### Data supplied ###

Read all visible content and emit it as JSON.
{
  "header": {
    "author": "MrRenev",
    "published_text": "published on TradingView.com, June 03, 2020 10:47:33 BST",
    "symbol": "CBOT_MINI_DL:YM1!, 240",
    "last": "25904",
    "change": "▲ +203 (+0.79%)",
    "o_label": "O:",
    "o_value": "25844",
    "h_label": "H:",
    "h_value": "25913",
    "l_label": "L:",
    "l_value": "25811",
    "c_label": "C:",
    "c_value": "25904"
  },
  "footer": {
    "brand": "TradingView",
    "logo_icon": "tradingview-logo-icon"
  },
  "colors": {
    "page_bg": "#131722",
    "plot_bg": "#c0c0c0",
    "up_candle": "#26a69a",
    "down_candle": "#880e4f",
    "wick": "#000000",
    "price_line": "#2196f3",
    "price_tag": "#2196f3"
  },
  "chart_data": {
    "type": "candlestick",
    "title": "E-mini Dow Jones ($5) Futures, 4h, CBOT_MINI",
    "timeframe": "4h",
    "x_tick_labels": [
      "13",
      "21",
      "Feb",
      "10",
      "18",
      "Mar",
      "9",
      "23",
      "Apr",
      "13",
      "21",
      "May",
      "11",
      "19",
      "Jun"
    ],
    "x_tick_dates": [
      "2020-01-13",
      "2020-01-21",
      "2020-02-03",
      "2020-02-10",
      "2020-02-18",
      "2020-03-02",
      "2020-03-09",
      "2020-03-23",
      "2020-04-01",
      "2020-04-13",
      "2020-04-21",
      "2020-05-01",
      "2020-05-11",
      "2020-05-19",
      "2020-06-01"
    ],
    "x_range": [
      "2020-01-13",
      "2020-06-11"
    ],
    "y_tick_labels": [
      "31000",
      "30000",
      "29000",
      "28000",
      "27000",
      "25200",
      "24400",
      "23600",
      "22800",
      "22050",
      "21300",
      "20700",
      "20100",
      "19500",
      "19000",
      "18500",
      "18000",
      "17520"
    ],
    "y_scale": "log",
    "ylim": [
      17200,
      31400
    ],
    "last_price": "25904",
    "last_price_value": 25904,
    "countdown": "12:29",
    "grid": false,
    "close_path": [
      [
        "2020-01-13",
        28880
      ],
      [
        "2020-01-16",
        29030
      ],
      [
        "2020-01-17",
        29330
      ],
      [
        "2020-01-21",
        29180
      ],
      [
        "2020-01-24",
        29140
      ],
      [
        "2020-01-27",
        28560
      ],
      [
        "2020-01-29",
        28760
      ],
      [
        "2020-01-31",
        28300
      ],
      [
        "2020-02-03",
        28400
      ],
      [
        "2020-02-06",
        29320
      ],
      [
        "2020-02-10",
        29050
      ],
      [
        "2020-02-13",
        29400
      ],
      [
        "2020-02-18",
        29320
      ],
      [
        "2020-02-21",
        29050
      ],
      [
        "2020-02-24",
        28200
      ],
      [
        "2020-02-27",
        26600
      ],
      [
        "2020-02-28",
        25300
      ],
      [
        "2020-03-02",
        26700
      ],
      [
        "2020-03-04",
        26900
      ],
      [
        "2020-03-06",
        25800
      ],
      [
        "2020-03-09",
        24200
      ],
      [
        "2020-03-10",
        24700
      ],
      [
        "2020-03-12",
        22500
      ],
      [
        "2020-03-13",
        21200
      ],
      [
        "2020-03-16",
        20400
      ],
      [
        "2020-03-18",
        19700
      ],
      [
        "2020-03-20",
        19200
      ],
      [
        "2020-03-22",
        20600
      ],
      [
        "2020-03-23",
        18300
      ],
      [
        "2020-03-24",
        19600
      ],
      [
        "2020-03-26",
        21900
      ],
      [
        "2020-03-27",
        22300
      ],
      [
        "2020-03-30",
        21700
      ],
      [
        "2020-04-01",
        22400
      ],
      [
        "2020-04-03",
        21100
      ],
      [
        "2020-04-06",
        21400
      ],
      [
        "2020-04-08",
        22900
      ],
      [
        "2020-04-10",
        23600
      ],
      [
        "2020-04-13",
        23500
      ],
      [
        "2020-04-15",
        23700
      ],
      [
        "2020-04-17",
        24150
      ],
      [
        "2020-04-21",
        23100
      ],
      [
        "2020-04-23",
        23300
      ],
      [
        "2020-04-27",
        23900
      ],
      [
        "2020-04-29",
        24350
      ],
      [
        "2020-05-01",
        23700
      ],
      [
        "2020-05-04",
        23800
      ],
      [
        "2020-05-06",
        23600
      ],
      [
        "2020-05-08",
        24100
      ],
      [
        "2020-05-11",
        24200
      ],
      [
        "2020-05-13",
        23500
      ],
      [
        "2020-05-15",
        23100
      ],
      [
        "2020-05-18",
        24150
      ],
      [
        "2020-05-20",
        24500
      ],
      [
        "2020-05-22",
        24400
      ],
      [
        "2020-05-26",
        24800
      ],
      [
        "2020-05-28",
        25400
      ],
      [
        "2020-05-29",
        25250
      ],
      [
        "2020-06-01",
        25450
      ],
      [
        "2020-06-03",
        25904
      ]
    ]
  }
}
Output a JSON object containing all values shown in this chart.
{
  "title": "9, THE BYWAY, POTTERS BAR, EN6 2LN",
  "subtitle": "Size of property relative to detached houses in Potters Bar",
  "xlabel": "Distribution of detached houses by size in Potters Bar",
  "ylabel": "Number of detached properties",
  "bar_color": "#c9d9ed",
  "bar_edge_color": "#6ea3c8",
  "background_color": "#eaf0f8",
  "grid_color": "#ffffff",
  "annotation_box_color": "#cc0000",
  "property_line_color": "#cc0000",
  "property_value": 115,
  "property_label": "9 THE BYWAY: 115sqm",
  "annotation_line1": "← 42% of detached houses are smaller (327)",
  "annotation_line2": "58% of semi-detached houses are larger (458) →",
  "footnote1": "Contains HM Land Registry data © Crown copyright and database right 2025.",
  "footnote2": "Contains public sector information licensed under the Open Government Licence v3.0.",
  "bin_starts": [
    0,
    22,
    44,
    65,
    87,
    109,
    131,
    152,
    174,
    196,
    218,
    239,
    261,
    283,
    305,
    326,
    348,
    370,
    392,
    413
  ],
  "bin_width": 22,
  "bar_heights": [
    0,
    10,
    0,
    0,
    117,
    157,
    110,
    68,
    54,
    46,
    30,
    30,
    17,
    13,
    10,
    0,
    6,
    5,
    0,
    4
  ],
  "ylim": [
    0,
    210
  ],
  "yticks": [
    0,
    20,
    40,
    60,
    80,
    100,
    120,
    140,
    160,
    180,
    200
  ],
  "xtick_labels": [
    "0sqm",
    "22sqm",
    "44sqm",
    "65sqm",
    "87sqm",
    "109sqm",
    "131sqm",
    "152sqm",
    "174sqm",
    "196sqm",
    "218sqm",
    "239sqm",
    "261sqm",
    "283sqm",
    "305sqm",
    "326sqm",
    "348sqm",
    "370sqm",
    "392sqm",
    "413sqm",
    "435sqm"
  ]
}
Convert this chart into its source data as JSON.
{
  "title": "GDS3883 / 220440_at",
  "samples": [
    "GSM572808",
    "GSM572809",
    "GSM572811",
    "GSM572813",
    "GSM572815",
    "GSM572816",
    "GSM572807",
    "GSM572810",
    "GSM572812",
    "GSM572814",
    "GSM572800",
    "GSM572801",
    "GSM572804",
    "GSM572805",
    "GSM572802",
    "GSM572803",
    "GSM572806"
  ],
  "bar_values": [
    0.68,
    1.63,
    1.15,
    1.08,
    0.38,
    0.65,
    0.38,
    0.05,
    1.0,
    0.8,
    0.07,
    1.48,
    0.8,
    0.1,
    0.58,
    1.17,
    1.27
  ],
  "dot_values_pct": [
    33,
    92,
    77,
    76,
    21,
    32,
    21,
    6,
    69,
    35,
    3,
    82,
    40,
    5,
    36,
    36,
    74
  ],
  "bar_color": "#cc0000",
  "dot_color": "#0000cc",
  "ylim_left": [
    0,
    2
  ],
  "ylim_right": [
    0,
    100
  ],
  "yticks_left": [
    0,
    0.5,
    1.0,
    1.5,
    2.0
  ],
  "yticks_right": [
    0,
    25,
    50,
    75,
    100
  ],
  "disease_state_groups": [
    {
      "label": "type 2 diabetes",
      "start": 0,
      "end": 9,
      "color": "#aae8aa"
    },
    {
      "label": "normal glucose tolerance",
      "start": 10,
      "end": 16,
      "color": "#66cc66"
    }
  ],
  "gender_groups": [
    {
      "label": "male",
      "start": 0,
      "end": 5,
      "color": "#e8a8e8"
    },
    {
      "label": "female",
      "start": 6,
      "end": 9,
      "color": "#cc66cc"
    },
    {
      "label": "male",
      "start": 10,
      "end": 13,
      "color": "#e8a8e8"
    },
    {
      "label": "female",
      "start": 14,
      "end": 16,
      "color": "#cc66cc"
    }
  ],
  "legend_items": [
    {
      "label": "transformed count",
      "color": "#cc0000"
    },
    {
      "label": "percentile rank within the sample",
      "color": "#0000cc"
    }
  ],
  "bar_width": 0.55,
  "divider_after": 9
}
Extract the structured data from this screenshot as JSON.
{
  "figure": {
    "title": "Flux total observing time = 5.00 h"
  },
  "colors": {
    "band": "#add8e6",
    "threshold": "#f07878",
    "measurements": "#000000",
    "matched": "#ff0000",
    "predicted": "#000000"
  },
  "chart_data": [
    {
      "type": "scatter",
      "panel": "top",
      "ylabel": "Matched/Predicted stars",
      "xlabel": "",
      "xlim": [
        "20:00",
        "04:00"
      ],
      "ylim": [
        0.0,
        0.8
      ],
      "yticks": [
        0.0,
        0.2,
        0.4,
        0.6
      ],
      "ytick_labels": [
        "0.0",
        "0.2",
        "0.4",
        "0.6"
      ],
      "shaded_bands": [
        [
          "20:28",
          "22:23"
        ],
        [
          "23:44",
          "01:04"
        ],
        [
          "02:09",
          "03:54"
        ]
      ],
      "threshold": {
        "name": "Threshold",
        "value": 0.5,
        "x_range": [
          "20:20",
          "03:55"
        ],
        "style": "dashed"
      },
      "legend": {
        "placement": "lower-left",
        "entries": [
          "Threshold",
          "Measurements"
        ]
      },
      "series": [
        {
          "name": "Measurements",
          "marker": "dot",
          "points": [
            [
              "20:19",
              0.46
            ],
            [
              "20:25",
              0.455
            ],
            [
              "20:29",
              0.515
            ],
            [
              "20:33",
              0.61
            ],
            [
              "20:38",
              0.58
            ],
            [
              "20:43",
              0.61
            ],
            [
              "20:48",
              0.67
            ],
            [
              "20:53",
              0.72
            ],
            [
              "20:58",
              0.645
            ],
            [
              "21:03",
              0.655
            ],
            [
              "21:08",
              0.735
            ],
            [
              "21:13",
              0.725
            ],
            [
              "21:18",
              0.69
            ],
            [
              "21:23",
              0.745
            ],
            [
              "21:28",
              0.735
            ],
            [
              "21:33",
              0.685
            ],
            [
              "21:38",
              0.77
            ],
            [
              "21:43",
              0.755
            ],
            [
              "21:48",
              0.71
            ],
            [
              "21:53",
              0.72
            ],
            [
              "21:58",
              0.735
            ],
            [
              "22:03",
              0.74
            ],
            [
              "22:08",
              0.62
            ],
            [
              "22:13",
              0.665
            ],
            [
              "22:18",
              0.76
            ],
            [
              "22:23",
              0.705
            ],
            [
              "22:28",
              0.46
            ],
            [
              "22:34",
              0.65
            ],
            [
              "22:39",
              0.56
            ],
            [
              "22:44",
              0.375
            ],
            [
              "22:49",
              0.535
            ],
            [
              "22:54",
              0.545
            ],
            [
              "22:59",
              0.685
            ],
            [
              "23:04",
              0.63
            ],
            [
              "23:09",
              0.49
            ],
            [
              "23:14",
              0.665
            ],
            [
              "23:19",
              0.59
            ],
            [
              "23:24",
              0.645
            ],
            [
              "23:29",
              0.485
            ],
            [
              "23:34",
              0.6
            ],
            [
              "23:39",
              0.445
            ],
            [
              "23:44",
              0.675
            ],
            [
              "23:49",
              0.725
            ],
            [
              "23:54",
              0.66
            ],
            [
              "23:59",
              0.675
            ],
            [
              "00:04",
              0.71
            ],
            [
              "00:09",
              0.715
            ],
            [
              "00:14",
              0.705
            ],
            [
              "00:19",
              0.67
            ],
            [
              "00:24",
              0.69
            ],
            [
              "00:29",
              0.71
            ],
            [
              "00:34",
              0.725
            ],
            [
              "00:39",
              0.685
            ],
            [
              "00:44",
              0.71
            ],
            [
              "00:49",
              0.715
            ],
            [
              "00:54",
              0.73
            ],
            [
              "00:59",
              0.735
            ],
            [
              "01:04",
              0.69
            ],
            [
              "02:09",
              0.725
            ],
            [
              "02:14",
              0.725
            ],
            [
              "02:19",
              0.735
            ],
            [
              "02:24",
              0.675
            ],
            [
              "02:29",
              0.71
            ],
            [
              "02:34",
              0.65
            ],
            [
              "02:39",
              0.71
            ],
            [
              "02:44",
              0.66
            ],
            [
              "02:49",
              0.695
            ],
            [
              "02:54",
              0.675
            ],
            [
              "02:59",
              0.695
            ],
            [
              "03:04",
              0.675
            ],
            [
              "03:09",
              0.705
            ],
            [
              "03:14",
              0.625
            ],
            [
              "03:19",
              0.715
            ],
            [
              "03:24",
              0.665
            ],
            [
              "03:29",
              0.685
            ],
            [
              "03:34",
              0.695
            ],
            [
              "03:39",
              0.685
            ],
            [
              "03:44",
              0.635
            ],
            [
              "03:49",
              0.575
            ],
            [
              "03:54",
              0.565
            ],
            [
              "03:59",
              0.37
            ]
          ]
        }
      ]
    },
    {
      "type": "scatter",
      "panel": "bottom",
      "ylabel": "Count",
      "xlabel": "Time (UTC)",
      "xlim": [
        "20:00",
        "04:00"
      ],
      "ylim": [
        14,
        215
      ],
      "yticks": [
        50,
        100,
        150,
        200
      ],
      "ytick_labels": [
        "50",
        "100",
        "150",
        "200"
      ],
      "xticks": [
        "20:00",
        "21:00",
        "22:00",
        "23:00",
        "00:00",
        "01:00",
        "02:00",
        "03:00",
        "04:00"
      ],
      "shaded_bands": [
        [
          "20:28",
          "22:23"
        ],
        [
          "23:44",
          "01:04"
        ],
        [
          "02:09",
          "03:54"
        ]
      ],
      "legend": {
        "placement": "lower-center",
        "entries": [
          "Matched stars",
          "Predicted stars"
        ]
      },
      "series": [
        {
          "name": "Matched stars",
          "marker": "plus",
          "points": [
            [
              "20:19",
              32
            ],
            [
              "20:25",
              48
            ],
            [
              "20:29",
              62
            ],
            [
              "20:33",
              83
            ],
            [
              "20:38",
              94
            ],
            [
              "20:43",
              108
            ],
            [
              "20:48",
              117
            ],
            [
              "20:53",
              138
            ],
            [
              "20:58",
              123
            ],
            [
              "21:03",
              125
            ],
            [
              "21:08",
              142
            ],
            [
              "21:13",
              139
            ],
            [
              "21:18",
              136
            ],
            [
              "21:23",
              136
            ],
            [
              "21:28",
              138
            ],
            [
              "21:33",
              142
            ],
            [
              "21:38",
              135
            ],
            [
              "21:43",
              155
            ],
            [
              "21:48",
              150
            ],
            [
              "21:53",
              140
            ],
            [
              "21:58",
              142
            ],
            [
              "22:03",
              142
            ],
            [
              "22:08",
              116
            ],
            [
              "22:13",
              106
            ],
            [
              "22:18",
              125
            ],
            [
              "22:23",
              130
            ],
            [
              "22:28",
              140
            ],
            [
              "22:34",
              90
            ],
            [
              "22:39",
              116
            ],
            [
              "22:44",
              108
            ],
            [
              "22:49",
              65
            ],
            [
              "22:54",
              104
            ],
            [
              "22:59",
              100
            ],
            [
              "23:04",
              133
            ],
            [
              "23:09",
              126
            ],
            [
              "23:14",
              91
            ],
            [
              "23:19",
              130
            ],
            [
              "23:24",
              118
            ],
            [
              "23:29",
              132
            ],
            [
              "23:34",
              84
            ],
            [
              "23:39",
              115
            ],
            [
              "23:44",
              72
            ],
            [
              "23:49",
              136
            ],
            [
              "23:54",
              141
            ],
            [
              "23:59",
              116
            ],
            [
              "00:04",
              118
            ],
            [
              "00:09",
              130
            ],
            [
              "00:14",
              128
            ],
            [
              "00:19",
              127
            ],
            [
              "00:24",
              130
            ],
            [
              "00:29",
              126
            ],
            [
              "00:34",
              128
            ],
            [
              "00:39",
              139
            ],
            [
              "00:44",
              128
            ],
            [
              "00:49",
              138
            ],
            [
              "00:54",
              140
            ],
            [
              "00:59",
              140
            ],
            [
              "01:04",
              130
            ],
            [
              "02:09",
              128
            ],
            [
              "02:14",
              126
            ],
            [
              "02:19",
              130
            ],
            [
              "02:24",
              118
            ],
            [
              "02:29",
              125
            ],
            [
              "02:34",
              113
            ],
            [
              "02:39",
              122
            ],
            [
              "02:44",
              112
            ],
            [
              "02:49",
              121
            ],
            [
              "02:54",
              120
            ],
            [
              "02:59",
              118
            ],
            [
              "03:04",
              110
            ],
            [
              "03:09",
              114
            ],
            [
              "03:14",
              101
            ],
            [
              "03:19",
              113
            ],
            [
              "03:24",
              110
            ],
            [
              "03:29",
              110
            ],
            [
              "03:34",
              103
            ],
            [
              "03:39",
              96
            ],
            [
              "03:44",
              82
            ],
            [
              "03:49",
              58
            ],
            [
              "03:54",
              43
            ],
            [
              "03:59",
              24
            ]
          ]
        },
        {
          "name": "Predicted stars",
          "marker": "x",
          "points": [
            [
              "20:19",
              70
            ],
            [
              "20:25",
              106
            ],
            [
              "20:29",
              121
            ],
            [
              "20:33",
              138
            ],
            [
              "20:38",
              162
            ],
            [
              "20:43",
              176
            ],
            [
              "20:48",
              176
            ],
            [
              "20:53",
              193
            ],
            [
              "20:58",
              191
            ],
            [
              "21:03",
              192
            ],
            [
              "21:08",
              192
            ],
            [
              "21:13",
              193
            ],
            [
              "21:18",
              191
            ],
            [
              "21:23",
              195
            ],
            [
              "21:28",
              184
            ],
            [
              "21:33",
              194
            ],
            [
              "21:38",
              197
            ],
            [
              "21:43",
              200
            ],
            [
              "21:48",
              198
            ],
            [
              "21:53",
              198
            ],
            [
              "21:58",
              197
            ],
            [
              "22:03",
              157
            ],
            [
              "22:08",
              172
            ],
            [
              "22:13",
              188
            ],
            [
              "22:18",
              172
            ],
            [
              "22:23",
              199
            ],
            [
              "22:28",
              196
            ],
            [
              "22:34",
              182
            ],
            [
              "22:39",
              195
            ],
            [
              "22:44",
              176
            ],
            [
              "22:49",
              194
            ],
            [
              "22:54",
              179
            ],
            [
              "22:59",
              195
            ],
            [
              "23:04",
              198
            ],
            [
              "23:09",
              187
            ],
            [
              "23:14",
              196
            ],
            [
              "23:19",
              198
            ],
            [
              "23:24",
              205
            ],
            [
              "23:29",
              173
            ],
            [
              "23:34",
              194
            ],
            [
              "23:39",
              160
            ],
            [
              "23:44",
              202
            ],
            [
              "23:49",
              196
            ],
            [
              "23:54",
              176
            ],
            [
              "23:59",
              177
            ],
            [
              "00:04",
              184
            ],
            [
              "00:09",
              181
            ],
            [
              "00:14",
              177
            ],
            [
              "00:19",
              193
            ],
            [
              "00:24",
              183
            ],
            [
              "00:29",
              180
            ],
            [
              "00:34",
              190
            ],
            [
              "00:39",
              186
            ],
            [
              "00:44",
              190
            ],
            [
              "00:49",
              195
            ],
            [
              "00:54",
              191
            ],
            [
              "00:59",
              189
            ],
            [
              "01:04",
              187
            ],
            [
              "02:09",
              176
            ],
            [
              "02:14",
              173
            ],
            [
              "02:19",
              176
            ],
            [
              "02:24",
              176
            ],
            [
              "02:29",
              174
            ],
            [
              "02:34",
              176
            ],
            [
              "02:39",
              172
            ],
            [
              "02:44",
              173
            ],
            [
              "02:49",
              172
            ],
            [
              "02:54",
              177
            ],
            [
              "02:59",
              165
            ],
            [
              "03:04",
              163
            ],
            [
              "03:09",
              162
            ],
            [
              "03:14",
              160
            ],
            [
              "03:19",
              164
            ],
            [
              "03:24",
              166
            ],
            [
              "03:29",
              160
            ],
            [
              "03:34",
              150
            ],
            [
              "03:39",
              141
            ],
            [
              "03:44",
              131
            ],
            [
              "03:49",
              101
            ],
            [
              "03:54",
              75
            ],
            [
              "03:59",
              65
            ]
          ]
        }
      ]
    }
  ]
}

###

Search the records for the word "ylabel", then list every line that has it.

▶ **Exercise response**
  "ylabel": "Number of detached properties",
      "ylabel": "Matched/Predicted stars",
      "ylabel": "Count",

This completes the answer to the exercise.